Excerpts from a figure dataset
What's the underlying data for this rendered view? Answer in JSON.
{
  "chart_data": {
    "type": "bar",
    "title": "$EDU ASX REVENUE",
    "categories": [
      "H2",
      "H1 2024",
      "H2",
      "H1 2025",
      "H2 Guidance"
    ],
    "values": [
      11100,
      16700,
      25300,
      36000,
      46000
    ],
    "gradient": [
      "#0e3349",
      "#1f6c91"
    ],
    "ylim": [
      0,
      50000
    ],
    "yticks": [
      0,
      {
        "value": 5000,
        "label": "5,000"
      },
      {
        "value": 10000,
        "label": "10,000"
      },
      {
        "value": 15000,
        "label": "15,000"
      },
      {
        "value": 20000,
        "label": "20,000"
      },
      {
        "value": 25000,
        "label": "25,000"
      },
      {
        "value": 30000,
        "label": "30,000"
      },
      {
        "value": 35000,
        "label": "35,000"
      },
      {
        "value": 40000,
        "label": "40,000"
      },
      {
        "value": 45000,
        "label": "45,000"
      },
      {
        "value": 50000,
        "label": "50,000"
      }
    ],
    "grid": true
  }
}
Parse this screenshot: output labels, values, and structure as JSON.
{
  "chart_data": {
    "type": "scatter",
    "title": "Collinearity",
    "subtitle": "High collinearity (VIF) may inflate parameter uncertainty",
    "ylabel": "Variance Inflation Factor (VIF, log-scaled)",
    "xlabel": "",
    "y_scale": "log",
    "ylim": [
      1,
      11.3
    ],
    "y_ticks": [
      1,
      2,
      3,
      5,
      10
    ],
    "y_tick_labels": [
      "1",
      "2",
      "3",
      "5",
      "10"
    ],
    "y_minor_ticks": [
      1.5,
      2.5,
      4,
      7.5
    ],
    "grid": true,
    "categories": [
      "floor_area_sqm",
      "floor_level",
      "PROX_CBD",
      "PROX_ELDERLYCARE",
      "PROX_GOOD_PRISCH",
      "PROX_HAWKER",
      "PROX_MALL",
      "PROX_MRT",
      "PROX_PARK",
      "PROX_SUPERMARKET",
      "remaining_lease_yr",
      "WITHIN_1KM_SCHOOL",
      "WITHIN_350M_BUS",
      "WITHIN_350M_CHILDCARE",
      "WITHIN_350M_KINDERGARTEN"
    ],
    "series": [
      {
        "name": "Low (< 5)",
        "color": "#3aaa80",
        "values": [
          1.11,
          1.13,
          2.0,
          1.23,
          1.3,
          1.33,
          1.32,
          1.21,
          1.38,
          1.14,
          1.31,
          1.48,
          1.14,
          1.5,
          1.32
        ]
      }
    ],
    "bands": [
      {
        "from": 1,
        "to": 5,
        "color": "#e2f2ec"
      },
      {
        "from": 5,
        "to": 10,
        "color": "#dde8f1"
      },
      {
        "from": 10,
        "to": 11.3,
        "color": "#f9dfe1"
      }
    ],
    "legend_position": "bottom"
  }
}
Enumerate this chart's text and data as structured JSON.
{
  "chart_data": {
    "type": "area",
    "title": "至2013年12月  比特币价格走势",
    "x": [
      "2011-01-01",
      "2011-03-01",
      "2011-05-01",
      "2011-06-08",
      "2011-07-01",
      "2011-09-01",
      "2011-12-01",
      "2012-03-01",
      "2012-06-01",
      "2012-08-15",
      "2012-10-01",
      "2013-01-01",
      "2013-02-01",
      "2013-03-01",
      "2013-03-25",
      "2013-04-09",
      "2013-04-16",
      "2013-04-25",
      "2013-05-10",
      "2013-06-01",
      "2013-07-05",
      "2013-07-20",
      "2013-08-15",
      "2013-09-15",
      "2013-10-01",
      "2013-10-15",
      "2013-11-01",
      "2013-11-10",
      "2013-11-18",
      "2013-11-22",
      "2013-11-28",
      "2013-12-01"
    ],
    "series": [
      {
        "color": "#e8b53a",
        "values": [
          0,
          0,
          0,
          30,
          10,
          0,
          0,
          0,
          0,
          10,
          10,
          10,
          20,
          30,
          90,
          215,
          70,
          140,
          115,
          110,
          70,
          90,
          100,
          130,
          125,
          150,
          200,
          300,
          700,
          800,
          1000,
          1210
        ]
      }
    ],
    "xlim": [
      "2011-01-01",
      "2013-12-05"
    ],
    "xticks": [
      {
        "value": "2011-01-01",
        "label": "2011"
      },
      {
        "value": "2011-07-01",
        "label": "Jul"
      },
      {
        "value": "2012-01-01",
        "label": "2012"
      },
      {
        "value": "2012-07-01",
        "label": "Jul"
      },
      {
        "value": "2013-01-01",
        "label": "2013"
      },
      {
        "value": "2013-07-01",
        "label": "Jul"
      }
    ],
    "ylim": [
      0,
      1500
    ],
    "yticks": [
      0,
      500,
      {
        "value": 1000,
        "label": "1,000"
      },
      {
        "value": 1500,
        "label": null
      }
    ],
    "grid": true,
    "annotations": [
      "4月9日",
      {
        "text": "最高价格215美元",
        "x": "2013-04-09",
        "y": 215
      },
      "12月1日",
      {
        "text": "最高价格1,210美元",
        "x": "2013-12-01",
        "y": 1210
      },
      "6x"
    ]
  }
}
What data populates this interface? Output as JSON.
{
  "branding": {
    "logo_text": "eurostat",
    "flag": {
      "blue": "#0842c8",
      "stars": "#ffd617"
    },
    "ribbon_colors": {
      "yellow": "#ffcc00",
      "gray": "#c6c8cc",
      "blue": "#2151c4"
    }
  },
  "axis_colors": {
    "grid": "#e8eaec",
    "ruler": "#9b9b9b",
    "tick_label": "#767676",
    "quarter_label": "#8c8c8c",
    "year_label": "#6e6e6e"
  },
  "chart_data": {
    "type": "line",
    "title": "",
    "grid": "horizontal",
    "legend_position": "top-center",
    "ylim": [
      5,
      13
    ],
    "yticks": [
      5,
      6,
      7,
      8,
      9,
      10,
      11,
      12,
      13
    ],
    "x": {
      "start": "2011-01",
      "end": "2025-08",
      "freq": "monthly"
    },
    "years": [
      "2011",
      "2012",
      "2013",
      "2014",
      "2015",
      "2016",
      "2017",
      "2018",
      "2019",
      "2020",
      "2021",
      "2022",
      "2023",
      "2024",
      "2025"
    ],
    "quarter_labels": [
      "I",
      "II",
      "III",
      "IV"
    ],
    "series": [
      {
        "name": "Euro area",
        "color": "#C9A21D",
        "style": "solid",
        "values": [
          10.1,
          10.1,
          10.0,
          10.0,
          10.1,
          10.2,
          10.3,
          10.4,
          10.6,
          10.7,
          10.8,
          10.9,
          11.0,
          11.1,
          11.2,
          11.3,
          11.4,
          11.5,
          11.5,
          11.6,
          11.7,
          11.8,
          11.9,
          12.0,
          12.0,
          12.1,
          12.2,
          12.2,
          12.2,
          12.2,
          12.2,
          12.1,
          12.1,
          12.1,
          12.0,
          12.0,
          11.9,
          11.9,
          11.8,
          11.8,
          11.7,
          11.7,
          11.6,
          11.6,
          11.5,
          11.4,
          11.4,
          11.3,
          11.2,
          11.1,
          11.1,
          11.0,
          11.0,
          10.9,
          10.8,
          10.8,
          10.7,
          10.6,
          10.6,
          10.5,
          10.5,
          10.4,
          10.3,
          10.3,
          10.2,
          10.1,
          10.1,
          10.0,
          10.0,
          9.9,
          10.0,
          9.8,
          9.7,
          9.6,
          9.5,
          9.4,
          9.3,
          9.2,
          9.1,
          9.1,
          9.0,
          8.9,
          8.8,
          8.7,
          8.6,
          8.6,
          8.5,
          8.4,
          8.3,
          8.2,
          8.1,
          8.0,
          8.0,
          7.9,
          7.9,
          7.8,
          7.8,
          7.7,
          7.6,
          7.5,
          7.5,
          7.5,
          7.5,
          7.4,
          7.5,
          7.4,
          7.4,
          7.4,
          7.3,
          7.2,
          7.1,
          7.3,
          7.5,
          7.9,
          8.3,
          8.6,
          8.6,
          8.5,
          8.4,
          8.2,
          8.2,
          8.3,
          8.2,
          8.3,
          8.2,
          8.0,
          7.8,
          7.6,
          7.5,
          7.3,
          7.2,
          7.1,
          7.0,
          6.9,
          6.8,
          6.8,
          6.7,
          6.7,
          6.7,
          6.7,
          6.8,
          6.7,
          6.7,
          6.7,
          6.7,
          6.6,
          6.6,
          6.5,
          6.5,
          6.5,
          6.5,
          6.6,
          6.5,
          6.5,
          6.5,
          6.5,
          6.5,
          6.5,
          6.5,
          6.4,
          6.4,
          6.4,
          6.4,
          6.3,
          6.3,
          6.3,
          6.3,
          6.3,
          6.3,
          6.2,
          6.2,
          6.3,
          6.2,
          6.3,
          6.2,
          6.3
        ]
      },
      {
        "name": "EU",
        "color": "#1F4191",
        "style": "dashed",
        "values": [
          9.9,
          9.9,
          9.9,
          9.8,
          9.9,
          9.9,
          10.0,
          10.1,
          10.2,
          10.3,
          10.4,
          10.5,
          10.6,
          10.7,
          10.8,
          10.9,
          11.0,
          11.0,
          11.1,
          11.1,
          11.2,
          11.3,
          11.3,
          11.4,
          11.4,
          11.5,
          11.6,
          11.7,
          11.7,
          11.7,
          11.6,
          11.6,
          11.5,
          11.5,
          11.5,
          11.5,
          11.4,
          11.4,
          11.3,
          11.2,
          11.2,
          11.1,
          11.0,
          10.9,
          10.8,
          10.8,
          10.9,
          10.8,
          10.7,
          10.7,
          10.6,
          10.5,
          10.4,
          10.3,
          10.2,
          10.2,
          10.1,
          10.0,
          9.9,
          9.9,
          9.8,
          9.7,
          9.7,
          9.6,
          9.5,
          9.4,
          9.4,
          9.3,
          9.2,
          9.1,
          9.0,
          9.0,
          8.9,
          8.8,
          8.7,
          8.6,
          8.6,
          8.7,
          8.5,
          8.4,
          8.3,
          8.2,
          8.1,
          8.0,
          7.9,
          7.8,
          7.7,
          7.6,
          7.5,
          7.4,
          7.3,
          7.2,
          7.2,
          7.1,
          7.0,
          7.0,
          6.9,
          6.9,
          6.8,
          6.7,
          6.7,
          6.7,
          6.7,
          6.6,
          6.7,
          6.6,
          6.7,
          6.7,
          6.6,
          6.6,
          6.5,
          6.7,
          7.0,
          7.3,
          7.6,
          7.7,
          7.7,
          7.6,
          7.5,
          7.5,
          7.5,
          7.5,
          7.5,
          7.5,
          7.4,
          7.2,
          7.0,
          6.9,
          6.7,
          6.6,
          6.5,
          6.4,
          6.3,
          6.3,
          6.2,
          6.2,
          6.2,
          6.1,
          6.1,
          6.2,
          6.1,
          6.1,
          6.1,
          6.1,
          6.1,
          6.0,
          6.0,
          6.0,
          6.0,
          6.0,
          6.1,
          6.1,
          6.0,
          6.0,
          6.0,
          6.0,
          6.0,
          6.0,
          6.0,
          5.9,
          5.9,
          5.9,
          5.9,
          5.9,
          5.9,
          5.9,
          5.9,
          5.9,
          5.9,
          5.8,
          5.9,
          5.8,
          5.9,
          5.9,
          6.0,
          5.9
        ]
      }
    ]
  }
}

DIRECTIONS – Determine how many lines in the listing above hold the word "this", answering with the number only.

THE ANSWER – 4